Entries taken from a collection
--- Begin ---

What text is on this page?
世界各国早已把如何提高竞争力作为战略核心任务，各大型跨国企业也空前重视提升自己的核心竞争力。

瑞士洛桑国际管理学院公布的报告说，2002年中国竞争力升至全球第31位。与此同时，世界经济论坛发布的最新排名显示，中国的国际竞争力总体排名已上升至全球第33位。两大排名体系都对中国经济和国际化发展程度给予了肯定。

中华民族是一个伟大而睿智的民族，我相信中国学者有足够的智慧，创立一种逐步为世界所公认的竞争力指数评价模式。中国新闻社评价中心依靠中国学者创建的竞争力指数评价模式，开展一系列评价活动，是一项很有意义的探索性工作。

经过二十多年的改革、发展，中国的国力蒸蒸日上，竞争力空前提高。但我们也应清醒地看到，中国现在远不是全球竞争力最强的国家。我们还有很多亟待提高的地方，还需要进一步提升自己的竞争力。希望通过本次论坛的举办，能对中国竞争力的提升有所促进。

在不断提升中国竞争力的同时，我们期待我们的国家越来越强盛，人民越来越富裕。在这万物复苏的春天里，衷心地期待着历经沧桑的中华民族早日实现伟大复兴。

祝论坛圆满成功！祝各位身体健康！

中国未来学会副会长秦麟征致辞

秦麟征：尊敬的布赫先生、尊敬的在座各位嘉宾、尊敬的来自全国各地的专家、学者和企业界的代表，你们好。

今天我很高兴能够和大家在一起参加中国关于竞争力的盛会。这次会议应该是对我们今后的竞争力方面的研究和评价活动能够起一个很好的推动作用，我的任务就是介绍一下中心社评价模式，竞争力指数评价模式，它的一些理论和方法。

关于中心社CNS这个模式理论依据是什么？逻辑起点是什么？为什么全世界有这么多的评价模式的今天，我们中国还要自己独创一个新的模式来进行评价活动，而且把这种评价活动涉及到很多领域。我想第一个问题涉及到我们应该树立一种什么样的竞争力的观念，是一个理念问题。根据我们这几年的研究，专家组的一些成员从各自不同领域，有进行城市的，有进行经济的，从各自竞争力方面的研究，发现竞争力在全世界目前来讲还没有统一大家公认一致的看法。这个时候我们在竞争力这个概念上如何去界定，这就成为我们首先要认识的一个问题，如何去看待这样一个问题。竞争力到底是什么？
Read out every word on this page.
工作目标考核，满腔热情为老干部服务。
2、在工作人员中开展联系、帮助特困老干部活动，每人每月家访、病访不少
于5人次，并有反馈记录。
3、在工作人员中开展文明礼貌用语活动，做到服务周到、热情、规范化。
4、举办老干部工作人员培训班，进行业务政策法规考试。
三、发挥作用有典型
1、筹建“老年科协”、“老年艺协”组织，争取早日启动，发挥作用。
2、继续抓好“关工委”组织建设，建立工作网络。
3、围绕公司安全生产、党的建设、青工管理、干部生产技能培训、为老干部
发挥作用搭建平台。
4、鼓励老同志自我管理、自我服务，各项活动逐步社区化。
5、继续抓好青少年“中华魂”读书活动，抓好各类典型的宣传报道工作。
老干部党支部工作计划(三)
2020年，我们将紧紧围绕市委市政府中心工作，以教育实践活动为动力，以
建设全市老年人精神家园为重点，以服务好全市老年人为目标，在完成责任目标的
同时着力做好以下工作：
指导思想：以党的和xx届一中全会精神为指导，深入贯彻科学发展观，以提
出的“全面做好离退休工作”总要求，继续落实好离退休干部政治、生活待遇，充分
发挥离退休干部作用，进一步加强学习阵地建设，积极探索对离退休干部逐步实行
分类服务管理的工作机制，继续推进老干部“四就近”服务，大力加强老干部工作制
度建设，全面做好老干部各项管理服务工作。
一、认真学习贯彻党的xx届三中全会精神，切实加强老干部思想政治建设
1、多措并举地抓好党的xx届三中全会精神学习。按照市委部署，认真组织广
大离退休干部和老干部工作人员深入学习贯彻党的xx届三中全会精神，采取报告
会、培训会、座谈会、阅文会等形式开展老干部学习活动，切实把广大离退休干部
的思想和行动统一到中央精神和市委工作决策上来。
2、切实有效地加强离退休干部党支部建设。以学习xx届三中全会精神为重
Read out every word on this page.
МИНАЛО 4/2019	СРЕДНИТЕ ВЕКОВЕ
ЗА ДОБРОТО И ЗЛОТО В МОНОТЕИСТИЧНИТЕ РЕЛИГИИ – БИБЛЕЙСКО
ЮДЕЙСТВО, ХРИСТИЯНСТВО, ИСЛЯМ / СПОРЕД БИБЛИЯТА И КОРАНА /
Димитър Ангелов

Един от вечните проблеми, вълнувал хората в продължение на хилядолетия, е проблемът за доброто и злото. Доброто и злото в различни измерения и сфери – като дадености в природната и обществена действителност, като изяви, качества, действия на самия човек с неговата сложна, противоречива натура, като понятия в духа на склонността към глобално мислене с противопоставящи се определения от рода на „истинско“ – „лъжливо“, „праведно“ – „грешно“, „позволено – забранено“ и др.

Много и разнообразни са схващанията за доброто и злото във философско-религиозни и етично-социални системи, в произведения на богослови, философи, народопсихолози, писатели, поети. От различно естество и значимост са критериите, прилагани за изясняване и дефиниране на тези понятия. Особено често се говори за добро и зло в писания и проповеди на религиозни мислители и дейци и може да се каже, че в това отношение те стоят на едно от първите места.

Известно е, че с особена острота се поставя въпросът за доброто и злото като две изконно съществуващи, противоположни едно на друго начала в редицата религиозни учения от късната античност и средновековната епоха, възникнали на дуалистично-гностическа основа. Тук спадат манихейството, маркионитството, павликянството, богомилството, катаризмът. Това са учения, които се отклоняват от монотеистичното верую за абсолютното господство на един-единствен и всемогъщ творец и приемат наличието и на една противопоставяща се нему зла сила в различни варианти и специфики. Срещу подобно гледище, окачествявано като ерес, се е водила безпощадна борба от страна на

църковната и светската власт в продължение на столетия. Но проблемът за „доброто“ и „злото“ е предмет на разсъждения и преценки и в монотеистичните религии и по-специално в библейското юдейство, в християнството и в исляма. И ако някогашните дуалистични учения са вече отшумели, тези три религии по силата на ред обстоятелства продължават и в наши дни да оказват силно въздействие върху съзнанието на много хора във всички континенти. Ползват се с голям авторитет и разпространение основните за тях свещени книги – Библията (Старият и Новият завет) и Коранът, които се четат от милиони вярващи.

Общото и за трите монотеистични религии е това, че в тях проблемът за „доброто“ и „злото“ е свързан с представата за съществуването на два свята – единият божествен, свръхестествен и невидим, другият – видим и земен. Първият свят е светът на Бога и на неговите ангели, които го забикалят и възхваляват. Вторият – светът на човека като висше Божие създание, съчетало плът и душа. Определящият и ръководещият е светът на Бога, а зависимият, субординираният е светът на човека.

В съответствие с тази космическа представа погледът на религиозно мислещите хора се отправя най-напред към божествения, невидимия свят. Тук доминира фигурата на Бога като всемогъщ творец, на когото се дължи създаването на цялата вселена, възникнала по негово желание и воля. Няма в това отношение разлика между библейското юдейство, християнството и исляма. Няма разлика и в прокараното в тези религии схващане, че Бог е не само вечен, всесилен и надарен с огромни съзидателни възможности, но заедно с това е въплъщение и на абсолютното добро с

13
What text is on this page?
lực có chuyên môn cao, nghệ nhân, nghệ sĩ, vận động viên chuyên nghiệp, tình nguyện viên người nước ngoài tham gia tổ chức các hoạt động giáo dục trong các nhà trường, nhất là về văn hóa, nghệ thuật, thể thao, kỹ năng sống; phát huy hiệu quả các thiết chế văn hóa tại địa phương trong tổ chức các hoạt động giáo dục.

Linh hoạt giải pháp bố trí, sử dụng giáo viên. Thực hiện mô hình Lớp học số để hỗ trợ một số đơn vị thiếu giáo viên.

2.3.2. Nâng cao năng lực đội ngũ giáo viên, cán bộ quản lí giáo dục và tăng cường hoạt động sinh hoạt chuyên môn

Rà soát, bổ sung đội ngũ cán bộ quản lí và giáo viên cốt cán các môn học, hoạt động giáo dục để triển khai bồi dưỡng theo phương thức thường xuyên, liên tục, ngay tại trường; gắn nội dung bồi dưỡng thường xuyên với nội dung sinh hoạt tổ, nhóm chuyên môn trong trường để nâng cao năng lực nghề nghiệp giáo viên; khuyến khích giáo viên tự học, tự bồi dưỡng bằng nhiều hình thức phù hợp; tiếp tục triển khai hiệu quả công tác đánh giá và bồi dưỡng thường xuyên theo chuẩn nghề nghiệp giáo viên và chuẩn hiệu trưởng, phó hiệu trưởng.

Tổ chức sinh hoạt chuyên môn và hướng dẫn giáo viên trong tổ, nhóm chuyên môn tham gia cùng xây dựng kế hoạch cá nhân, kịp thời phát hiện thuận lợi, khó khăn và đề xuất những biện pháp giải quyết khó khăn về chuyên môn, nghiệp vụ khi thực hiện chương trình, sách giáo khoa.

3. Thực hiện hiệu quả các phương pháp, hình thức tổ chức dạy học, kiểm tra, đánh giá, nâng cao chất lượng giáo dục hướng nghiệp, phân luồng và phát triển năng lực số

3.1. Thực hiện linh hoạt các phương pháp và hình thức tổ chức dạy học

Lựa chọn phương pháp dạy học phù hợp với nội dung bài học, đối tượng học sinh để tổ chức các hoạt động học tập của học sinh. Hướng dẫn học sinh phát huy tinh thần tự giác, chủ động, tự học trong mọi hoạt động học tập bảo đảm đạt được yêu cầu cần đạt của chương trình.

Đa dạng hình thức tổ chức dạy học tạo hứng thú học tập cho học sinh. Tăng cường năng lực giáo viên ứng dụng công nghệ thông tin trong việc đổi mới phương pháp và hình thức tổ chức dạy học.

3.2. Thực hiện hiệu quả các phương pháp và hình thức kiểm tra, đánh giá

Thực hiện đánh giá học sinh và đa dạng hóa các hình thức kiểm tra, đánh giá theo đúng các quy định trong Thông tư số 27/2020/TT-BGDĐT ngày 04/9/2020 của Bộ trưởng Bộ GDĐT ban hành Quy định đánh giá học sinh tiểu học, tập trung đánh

--- End ---

[The task] Filter the records above for lines containing the word "nhóm", and copy those lines.

[Final answer]
Rà soát, bổ sung đội ngũ cán bộ quản lí và giáo viên cốt cán các môn học, hoạt động giáo dục để triển khai bồi dưỡng theo phương thức thường xuyên, liên tục, ngay tại trường; gắn nội dung bồi dưỡng thường xuyên với nội dung sinh hoạt tổ, nhóm chuyên môn trong trường để nâng cao năng lực nghề nghiệp giáo viên; khuyến khích giáo viên tự học, tự bồi dưỡng bằng nhiều hình thức phù hợp; tiếp tục triển khai hiệu quả công tác đánh giá và bồi dưỡng thường xuyên theo chuẩn nghề nghiệp giáo viên và chuẩn hiệu trưởng, phó hiệu trưởng.
Tổ chức sinh hoạt chuyên môn và hướng dẫn giáo viên trong tổ, nhóm chuyên môn tham gia cùng xây dựng kế hoạch cá nhân, kịp thời phát hiện thuận lợi, khó khăn và đề xuất những biện pháp giải quyết khó khăn về chuyên môn, nghiệp vụ khi thực hiện chương trình, sách giáo khoa.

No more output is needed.